## START Task input
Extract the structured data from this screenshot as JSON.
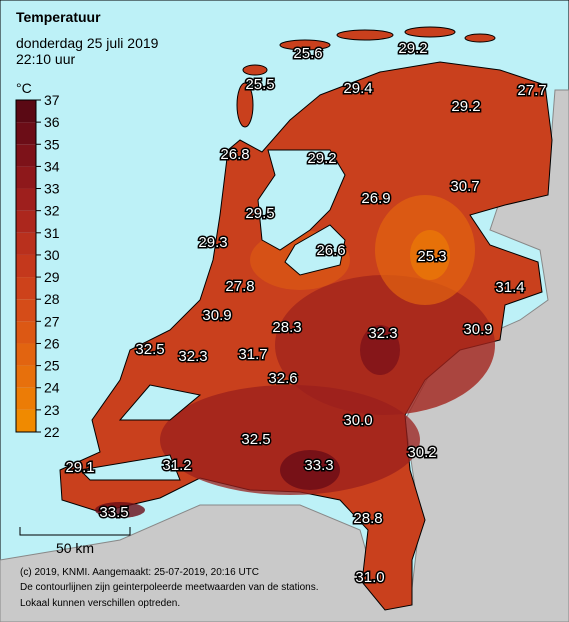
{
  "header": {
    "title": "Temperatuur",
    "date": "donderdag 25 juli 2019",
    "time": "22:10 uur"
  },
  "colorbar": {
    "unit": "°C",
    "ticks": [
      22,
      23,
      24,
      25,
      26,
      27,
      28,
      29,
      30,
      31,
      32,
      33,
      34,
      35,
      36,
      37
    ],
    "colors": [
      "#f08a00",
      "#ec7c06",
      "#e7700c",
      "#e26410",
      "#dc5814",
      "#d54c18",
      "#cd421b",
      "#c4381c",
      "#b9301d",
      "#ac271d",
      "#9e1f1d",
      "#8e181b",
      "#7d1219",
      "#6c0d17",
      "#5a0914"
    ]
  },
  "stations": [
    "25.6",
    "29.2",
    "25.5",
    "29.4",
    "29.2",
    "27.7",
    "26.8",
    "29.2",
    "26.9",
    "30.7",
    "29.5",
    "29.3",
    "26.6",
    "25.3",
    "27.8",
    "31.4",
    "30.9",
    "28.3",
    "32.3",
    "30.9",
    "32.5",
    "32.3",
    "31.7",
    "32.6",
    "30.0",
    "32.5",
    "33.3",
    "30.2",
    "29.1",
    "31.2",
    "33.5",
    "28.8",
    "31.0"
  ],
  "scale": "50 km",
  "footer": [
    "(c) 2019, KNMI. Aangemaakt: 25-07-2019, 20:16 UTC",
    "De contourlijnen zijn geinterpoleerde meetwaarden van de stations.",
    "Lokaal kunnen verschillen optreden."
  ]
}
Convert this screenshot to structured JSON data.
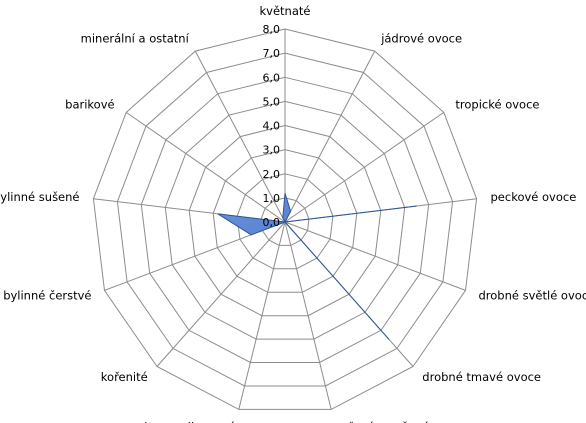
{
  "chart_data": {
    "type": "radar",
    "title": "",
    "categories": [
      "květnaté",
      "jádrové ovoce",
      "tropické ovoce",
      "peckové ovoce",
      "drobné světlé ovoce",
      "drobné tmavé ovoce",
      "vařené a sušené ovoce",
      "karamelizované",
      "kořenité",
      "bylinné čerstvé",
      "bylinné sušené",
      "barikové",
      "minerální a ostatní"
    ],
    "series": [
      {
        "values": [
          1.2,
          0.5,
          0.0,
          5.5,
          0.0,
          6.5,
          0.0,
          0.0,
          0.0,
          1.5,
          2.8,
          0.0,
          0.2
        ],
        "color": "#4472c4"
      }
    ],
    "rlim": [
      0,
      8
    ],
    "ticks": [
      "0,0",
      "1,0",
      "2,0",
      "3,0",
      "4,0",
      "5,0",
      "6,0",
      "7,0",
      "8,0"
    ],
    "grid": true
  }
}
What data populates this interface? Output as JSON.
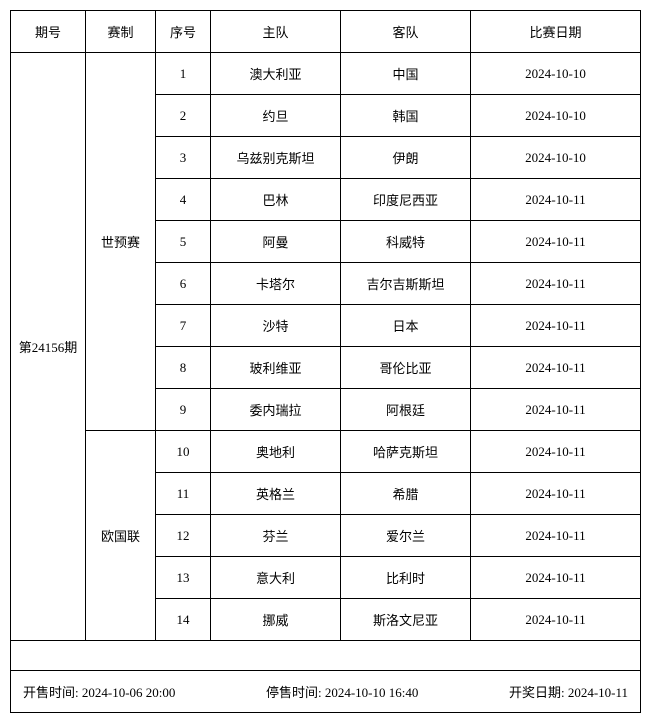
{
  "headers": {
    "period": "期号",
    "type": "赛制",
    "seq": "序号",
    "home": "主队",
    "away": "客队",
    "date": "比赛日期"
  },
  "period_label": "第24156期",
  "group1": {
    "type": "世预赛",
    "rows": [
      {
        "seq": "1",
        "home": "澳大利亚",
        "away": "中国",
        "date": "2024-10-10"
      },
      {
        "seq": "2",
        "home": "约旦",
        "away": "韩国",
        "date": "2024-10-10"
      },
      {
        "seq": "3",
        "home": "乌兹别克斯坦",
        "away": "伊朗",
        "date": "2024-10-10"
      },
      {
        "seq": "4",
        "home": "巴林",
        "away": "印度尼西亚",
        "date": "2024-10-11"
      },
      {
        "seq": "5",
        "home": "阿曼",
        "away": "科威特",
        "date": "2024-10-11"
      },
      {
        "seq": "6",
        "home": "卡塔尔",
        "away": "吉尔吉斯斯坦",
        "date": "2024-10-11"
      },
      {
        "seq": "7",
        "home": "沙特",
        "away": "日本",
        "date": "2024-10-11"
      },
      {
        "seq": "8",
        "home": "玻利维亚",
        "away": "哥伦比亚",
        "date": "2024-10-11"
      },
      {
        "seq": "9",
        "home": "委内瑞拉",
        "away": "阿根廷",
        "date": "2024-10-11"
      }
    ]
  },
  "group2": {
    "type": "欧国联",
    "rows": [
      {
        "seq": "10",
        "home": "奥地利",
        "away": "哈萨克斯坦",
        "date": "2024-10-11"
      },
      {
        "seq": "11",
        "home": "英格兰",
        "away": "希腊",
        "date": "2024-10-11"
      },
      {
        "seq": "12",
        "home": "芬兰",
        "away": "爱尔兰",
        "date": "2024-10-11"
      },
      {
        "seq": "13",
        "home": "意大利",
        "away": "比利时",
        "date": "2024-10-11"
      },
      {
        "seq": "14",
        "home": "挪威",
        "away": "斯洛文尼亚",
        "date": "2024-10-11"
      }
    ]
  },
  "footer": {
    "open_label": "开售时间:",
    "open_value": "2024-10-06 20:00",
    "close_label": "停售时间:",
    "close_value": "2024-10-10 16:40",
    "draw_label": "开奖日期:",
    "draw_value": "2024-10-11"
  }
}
## END Task input
What is required:
Above are records with pictures; repeat the records exactly and leave the pictures out.

Full answer:
Extract the structured data from this screenshot as JSON.
{
  "header": {
    "title": "Temperatuur",
    "date": "donderdag 25 juli 2019",
    "time": "22:10 uur"
  },
  "colorbar": {
    "unit": "°C",
    "ticks": [
      22,
      23,
      24,
      25,
      26,
      27,
      28,
      29,
      30,
      31,
      32,
      33,
      34,
      35,
      36,
      37
    ],
    "colors": [
      "#f08a00",
      "#ec7c06",
      "#e7700c",
      "#e26410",
      "#dc5814",
      "#d54c18",
      "#cd421b",
      "#c4381c",
      "#b9301d",
      "#ac271d",
      "#9e1f1d",
      "#8e181b",
      "#7d1219",
      "#6c0d17",
      "#5a0914"
    ]
  },
  "stations": [
    "25.6",
    "29.2",
    "25.5",
    "29.4",
    "29.2",
    "27.7",
    "26.8",
    "29.2",
    "26.9",
    "30.7",
    "29.5",
    "29.3",
    "26.6",
    "25.3",
    "27.8",
    "31.4",
    "30.9",
    "28.3",
    "32.3",
    "30.9",
    "32.5",
    "32.3",
    "31.7",
    "32.6",
    "30.0",
    "32.5",
    "33.3",
    "30.2",
    "29.1",
    "31.2",
    "33.5",
    "28.8",
    "31.0"
  ],
  "scale": "50 km",
  "footer": [
    "(c) 2019, KNMI. Aangemaakt: 25-07-2019, 20:16 UTC",
    "De contourlijnen zijn geinterpoleerde meetwaarden van de stations.",
    "Lokaal kunnen verschillen optreden."
  ]
}
Convert this screenshot to structured JSON data.
{
  "chart_data": {
    "type": "radar",
    "title": "",
    "categories": [
      "květnaté",
      "jádrové ovoce",
      "tropické ovoce",
      "peckové ovoce",
      "drobné světlé ovoce",
      "drobné tmavé ovoce",
      "vařené a sušené ovoce",
      "karamelizované",
      "kořenité",
      "bylinné čerstvé",
      "bylinné sušené",
      "barikové",
      "minerální a ostatní"
    ],
    "series": [
      {
        "values": [
          1.2,
          0.5,
          0.0,
          5.5,
          0.0,
          6.5,
          0.0,
          0.0,
          0.0,
          1.5,
          2.8,
          0.0,
          0.2
        ],
        "color": "#4472c4"
      }
    ],
    "rlim": [
      0,
      8
    ],
    "ticks": [
      "0,0",
      "1,0",
      "2,0",
      "3,0",
      "4,0",
      "5,0",
      "6,0",
      "7,0",
      "8,0"
    ],
    "grid": true
  }
}
What data populates this interface? Output as JSON.
{
  "headers": {
    "period": "期号",
    "type": "赛制",
    "seq": "序号",
    "home": "主队",
    "away": "客队",
    "date": "比赛日期"
  },
  "period_label": "第24156期",
  "group1": {
    "type": "世预赛",
    "rows": [
      {
        "seq": "1",
        "home": "澳大利亚",
        "away": "中国",
        "date": "2024-10-10"
      },
      {
        "seq": "2",
        "home": "约旦",
        "away": "韩国",
        "date": "2024-10-10"
      },
      {
        "seq": "3",
        "home": "乌兹别克斯坦",
        "away": "伊朗",
        "date": "2024-10-10"
      },
      {
        "seq": "4",
        "home": "巴林",
        "away": "印度尼西亚",
        "date": "2024-10-11"
      },
      {
        "seq": "5",
        "home": "阿曼",
        "away": "科威特",
        "date": "2024-10-11"
      },
      {
        "seq": "6",
        "home": "卡塔尔",
        "away": "吉尔吉斯斯坦",
        "date": "2024-10-11"
      },
      {
        "seq": "7",
        "home": "沙特",
        "away": "日本",
        "date": "2024-10-11"
      },
      {
        "seq": "8",
        "home": "玻利维亚",
        "away": "哥伦比亚",
        "date": "2024-10-11"
      },
      {
        "seq": "9",
        "home": "委内瑞拉",
        "away": "阿根廷",
        "date": "2024-10-11"
      }
    ]
  },
  "group2": {
    "type": "欧国联",
    "rows": [
      {
        "seq": "10",
        "home": "奥地利",
        "away": "哈萨克斯坦",
        "date": "2024-10-11"
      },
      {
        "seq": "11",
        "home": "英格兰",
        "away": "希腊",
        "date": "2024-10-11"
      },
      {
        "seq": "12",
        "home": "芬兰",
        "away": "爱尔兰",
        "date": "2024-10-11"
      },
      {
        "seq": "13",
        "home": "意大利",
        "away": "比利时",
        "date": "2024-10-11"
      },
      {
        "seq": "14",
        "home": "挪威",
        "away": "斯洛文尼亚",
        "date": "2024-10-11"
      }
    ]
  },
  "footer": {
    "open_label": "开售时间:",
    "open_value": "2024-10-06 20:00",
    "close_label": "停售时间:",
    "close_value": "2024-10-10 16:40",
    "draw_label": "开奖日期:",
    "draw_value": "2024-10-11"
  }
}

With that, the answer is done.